→ Quoted passage:

My Windows 10 development setup includes vagrant and babun. Babun is an awesome Windows shell built on top of cygwin babun.github.io with oh-my-zsh. Throw in vagrant to manage development VMs, and I can do all my work via the command-line over SSH.

With tmux installed on the VM, I don’t need to install a resource-heavy desktop environment. The major downside is full terminal support from a cygwin shell inside of Windows. Things start to get complicated when running vim inside of tmux. Specifically, getting full 256 color support is not straight-forward. Throw in neovim instead of vim, and you need to take additional steps. There’s numerous Stackoverflow posts dating back to 2012 on how to fix the problem.

In your ~/.vimrc

set t_Co=256

This forces vim to use 256 colors. If the terminal doesn’t support 256 colors, then this config setting won’t work. Neovim ignores t_Co.

You can determine how many colors the terminal supports with tput colors.

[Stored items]

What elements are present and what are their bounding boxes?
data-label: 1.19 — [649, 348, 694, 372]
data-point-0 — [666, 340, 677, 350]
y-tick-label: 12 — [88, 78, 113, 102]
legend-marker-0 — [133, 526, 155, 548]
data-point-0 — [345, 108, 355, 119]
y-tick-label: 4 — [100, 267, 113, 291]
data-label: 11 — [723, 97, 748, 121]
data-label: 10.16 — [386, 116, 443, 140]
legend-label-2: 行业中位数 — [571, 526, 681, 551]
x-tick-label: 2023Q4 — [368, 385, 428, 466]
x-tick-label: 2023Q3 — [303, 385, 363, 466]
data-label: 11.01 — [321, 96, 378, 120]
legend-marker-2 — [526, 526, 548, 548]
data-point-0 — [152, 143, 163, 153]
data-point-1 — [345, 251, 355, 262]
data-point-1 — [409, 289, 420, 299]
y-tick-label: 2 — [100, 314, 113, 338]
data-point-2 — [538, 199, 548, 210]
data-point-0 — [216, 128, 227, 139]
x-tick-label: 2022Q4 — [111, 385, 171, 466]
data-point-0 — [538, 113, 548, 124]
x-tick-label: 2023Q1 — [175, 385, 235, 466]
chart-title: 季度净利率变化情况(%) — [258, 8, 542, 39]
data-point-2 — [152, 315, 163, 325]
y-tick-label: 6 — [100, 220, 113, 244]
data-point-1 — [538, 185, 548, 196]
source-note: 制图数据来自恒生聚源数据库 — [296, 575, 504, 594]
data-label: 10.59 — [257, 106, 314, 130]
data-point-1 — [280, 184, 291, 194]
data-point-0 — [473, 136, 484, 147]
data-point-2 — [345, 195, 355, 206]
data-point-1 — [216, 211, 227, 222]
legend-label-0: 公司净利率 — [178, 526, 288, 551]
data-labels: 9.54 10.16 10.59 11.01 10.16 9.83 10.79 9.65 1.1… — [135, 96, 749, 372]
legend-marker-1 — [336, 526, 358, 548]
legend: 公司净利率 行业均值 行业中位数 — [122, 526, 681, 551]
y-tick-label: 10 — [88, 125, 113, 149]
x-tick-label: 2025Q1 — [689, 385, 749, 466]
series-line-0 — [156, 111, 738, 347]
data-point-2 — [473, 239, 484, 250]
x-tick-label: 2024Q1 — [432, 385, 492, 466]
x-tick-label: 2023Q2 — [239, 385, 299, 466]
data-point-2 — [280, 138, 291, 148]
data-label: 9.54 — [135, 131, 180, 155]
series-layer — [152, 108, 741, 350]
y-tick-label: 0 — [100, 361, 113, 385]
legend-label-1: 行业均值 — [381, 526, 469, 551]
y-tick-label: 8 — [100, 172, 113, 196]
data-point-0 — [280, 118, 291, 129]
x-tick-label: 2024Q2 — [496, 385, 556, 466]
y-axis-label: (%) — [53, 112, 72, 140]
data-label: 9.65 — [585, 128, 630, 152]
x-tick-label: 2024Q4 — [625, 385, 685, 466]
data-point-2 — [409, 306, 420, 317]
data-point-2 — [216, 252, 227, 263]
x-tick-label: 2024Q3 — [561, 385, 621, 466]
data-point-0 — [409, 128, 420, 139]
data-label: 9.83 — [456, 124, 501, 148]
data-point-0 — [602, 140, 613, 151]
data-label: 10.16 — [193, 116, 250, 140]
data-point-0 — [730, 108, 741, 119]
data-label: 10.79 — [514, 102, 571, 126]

---

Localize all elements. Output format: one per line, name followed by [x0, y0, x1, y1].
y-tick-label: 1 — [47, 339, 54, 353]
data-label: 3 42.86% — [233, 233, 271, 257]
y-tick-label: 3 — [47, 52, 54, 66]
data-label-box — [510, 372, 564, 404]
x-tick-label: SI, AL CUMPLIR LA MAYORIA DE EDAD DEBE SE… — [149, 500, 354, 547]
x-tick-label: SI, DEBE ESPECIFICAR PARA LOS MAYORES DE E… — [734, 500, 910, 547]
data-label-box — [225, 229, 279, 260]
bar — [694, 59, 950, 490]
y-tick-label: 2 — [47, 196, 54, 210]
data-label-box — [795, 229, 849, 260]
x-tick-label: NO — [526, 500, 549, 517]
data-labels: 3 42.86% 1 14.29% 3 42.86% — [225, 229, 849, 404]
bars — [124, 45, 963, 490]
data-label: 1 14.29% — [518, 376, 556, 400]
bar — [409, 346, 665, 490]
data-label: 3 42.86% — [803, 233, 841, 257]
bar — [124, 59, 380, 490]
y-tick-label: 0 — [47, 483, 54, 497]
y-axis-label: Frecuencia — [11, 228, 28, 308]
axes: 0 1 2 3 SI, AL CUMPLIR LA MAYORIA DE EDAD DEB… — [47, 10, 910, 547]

...

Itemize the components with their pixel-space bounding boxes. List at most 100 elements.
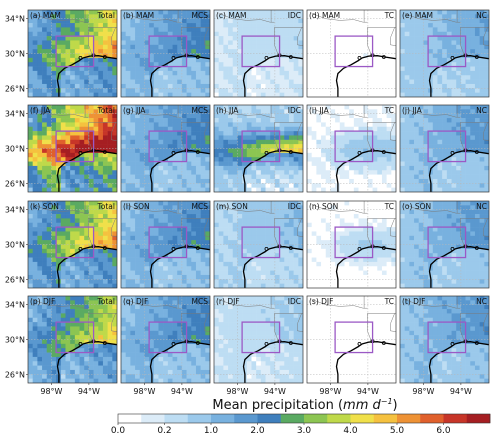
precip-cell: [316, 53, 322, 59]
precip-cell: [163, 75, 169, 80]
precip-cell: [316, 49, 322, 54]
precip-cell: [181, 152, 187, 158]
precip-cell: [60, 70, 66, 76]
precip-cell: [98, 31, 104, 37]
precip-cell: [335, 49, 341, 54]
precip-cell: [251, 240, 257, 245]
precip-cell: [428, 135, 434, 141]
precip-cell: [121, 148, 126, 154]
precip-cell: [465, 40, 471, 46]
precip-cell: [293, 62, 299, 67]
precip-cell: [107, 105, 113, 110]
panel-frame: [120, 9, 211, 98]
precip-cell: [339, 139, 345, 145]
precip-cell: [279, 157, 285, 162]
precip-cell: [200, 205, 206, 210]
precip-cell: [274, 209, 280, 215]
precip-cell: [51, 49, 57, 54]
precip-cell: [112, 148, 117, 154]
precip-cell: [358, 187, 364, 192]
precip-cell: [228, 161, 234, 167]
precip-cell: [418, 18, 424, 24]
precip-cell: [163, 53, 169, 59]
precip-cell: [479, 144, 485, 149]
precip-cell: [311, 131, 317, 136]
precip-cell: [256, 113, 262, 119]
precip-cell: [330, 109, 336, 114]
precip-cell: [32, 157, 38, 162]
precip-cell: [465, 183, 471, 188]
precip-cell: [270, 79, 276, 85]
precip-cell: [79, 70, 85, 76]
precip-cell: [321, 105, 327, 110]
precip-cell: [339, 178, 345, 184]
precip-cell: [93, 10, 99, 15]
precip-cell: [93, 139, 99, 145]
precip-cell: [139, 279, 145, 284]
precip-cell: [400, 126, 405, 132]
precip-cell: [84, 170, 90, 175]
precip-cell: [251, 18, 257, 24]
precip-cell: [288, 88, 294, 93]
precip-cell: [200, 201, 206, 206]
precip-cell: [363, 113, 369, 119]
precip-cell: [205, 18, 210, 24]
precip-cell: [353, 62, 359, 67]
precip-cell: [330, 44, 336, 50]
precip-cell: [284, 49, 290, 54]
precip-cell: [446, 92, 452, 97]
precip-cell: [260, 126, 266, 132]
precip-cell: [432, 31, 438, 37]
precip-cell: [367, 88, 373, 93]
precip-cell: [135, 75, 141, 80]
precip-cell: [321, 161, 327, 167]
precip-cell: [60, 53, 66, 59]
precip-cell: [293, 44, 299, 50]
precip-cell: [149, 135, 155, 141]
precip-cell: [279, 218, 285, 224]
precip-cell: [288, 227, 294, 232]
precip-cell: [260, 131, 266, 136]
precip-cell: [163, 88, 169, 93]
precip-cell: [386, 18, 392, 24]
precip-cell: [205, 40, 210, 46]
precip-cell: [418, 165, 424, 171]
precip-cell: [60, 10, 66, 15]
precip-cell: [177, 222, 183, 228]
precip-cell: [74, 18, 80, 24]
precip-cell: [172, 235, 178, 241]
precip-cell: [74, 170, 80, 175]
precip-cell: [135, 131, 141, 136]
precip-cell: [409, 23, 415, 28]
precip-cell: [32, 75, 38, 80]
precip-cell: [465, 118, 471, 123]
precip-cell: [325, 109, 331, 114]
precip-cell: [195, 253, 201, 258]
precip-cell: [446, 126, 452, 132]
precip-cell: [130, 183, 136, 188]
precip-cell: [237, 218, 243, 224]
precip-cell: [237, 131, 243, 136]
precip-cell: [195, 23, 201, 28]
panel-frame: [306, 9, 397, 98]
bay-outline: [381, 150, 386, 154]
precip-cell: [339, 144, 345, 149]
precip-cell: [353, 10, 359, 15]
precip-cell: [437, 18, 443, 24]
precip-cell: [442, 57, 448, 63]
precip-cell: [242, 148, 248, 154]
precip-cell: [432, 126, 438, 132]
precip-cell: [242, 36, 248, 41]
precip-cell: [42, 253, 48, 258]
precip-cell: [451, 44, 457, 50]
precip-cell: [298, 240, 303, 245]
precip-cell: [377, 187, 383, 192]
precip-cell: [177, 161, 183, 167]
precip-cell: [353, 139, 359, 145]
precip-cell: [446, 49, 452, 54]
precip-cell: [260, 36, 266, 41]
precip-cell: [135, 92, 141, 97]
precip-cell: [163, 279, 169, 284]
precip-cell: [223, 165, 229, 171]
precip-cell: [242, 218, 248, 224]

→ Required task 1:
Answer these questions from the setup text:
(a) What Windows shell is built on top of cygwin?
(b) What line goes in ~/.vimrc to force vim to use 256 colors?
(c) What command shows how many colors the terminal supports?
→ Required task 2: Rewrite the setup text starting with "This forces vim" and going on through "with tput colors.", swapping every "terminal" for "console".
Rely only on the setup text and not on the listing.

→ Task output 1:
(a) Babun
(b) set t_Co=256
(c) tput colors

→ Task output 2:
This forces vim to use 256 colors. If the console doesn’t support 256 colors, then this config setting won’t work. Neovim ignores t_Co.

You can determine how many colors the console supports with tput colors.